## [Work required]
Write out every line below that includes the word "บทเบ".
________________________
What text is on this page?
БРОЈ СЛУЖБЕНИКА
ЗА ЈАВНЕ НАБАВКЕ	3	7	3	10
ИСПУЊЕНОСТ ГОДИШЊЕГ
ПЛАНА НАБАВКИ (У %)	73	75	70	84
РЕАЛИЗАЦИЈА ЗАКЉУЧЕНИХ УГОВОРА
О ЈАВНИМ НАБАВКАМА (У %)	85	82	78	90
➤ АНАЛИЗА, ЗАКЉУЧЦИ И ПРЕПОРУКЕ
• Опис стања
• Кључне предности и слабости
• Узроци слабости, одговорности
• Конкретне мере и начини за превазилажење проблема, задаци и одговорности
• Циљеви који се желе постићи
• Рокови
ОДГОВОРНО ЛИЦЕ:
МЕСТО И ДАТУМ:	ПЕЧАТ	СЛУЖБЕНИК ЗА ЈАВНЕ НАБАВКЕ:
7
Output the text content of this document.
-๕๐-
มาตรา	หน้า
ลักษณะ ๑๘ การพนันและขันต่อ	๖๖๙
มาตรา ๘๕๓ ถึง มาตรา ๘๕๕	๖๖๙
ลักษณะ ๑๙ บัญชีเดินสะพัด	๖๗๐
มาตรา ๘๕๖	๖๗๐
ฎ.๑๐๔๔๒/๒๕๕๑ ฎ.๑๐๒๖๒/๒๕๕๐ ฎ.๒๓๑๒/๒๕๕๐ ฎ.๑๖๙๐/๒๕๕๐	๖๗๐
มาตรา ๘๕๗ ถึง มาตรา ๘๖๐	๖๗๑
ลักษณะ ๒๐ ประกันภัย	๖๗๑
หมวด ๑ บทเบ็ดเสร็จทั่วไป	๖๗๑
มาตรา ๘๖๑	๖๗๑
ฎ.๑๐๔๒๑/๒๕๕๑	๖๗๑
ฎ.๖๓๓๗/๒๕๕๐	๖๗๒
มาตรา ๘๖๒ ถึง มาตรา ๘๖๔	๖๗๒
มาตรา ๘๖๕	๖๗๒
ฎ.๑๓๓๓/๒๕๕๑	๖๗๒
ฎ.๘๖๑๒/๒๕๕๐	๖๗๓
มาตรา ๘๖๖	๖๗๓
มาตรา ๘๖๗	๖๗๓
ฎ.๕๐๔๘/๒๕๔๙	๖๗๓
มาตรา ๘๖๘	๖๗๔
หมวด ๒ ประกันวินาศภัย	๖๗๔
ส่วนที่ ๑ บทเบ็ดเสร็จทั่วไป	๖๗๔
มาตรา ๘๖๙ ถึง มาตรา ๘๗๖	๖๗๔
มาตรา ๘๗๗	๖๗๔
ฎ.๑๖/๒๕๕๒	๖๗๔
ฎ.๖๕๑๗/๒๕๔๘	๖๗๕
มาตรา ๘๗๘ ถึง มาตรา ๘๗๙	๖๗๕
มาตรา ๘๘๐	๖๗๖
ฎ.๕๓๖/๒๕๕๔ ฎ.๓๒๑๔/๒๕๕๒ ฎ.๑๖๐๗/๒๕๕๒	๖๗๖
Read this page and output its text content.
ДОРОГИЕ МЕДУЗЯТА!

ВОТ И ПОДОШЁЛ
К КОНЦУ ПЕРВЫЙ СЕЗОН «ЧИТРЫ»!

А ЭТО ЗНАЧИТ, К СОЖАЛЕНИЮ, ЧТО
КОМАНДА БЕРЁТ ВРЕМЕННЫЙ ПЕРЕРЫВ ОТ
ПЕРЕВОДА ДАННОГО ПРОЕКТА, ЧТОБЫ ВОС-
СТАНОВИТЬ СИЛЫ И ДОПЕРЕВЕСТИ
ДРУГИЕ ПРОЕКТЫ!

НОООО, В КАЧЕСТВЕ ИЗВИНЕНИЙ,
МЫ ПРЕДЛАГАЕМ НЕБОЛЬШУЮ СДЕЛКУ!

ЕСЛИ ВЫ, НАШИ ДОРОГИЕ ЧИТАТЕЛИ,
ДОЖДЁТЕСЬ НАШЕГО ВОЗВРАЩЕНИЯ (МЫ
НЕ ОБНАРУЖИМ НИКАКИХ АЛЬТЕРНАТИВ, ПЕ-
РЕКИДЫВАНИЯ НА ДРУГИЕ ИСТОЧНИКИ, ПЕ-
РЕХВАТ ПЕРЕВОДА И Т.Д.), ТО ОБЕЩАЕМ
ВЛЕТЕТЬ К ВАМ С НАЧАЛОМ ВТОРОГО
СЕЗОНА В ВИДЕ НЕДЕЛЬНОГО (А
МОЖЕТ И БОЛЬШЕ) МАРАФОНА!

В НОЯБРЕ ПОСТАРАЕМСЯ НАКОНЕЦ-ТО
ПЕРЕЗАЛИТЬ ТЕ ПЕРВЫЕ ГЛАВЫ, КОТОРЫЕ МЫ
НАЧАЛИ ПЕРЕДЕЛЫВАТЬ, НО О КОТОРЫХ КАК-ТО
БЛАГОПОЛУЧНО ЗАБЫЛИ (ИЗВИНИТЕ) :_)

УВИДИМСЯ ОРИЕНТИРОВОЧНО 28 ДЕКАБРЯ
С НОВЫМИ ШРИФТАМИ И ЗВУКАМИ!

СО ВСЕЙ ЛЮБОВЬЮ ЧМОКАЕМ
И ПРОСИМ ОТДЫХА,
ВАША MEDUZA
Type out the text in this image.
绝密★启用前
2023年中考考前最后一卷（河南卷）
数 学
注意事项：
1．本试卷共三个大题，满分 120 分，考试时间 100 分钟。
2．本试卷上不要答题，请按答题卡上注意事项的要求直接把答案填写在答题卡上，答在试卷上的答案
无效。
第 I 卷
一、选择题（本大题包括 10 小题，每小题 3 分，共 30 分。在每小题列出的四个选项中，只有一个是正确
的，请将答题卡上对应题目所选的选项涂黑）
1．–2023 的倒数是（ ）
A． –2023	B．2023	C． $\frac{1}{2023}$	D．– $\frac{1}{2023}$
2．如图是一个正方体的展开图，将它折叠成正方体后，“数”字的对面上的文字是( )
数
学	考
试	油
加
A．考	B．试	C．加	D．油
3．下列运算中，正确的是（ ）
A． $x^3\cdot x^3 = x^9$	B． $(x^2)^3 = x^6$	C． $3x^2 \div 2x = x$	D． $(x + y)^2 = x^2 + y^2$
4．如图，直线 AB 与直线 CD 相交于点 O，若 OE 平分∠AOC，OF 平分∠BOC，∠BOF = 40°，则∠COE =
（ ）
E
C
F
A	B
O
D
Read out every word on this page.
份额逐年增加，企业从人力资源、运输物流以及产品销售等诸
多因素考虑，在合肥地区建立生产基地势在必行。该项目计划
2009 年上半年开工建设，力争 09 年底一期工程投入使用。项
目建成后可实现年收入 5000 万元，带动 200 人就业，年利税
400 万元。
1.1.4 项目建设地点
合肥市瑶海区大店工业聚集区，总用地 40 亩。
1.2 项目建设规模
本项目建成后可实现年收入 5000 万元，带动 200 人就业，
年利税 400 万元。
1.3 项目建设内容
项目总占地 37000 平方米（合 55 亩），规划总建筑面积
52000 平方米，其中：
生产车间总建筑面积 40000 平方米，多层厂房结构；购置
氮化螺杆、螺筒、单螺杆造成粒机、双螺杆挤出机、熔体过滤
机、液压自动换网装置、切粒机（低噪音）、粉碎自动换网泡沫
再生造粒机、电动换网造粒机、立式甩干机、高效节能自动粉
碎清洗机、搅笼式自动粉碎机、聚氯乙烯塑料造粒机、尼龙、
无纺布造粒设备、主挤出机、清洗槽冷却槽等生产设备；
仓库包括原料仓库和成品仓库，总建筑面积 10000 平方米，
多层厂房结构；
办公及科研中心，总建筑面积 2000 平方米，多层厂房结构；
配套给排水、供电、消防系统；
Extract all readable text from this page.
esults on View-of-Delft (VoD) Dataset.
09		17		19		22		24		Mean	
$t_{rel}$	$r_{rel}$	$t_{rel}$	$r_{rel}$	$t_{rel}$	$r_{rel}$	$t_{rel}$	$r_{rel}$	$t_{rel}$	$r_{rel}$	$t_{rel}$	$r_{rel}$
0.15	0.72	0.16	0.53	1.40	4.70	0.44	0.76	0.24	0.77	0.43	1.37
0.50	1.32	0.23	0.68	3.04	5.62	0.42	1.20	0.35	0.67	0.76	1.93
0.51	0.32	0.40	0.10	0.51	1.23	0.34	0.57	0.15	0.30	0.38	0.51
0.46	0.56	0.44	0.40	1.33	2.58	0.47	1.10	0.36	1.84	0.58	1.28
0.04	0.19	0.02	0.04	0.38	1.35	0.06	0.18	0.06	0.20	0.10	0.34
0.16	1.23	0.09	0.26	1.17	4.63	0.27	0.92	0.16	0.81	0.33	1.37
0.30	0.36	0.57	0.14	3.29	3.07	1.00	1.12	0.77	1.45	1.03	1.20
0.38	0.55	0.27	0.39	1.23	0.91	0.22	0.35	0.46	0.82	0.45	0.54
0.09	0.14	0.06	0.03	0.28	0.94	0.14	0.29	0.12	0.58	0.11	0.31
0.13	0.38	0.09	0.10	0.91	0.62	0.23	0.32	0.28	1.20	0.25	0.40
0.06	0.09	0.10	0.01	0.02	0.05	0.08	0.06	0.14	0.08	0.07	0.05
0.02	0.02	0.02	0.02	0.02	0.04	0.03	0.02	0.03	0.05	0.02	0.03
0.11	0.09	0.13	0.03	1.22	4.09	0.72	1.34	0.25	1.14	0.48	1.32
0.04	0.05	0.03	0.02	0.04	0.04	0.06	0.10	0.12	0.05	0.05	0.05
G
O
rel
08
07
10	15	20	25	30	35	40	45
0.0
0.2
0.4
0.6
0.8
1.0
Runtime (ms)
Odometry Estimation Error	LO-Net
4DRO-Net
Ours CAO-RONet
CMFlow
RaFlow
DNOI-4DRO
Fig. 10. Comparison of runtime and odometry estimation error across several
________________________
## [Task response]
หมวด ๑ บทเบ็ดเสร็จทั่วไป	๖๗๑
ส่วนที่ ๑ บทเบ็ดเสร็จทั่วไป	๖๗๔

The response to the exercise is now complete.